EXCERPT:
How to Receive Payouts on the PSX

Updated over 2 months ago

When it comes to corporate actions (payouts) like dividends, bonus shares, rights issues or stock splits at the Pakistan Stock Exchange (PSX), understanding the ex-date (X - Date) and entitlement date is crucial for investors. While they're closely related, they serve distinct purposes:

Entitlement Date

If you buy a stock on the PSX on or before the entitlement date, you will be entitled to receiving the upcoming payout. The entitlement date is set by the company's board of directors.

  • For Buyers: If you buy a stock on the PSX on or before the entitlement date, you will be entitled to receive the upcoming payout.

  • For Sellers: If you sell a stock on the entitlement date, you will not be entitled to receive the upcoming payout.

  • How is it calculated: The entitlement date of payouts is determined by subtracting two business days from the book closure start date. This is done because of the settlement period (T+2) followed by the PSX.

  • Significance: Only shareholders whose names appear on the company's shareholder register by the end of the trading day on the entitlement date will receive the payout.

Ex-Date ( X - Date)

The ex-date is the date on which a stock trades without the right to the upcoming payout (dividend, bonus, rights, or stock splits) on the PSX. On ex-date, the stock opens at its ex-price (also known as x-price).

  • For Buyers: If you buy a stock on the PSX on or after the ex-date, you won't be entitled to receive the upcoming payout.

  • For Sellers: If you sell on or after the ex-date, you will still receive the payout.

  • Price Impact: On the ex-date, the stock's price drops by an amount roughly equivalent to the dividend or the value of the other entitlement (bonus percentage or right percentage). This is called the ex - price (x - price).

  • How is it calculated: The ex-date is one business day before the book closure start date.

To be eligible for a payout, you must hold a stock at the end of the trading session on its entitlement date.

SET PROBLEM: For each statement below, say yes or no to whether it agrees with the text on PSX payouts, and quote the deciding words of that text. 1. The company's board of directors sets the entitlement date. 2. The ex-date falls two business days before the book closure start date. 3. A shareholder who sells a stock on the entitlement date still receives the upcoming payout.

RECORDED INFORMATION:
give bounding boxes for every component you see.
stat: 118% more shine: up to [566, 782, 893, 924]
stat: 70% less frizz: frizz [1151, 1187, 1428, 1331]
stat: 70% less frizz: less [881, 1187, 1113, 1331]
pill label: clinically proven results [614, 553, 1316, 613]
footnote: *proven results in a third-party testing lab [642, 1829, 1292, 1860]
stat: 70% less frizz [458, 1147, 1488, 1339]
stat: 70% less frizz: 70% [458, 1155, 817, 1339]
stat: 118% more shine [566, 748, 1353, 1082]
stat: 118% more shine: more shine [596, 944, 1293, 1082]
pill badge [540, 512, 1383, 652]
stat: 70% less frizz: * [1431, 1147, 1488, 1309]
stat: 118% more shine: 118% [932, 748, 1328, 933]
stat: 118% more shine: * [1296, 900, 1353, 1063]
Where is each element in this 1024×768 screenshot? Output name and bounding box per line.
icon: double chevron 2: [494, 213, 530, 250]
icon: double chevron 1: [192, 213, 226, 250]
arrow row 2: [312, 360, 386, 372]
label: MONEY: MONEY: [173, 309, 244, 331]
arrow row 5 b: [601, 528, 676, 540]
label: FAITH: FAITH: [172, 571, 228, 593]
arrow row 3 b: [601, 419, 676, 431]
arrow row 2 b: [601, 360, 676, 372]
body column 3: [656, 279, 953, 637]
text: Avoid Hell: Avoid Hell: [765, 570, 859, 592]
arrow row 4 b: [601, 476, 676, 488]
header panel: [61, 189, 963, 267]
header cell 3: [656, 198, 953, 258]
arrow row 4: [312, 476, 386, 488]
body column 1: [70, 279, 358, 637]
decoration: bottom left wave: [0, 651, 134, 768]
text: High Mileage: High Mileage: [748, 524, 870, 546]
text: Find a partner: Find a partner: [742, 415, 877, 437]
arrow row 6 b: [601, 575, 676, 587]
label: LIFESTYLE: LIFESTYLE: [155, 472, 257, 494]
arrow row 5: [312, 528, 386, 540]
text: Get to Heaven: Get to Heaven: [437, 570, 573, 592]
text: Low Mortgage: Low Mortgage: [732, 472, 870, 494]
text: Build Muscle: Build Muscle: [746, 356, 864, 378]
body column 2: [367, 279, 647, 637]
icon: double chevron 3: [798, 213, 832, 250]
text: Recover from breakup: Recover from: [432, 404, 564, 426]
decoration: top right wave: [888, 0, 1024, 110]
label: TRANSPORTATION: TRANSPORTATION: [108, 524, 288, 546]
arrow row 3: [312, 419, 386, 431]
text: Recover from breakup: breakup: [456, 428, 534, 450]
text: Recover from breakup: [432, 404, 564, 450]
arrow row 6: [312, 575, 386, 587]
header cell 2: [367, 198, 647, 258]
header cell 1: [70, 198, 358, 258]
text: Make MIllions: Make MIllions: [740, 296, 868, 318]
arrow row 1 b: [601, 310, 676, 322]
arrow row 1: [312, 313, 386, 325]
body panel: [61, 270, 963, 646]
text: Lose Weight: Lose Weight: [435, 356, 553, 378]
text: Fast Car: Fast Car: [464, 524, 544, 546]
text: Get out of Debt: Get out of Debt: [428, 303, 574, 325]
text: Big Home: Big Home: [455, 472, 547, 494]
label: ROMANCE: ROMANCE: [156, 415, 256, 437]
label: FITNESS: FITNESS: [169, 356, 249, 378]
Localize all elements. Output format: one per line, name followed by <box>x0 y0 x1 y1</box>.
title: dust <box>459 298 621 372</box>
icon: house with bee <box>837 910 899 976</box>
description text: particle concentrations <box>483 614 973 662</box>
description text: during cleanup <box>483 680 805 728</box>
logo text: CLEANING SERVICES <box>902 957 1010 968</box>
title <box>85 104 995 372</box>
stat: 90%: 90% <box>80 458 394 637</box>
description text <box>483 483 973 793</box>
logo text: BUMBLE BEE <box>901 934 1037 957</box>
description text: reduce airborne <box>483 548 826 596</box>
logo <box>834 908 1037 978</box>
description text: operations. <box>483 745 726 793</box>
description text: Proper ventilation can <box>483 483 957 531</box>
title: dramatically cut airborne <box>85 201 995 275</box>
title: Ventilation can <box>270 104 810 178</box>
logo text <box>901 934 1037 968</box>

TASK RESPONSE:
1. Yes: "The entitlement date is set by the company's board of directors."
2. No: "The ex-date is one business day before the book closure start date."
3. No: "If you sell a stock on the entitlement date, you will not be entitled to receive the upcoming payout."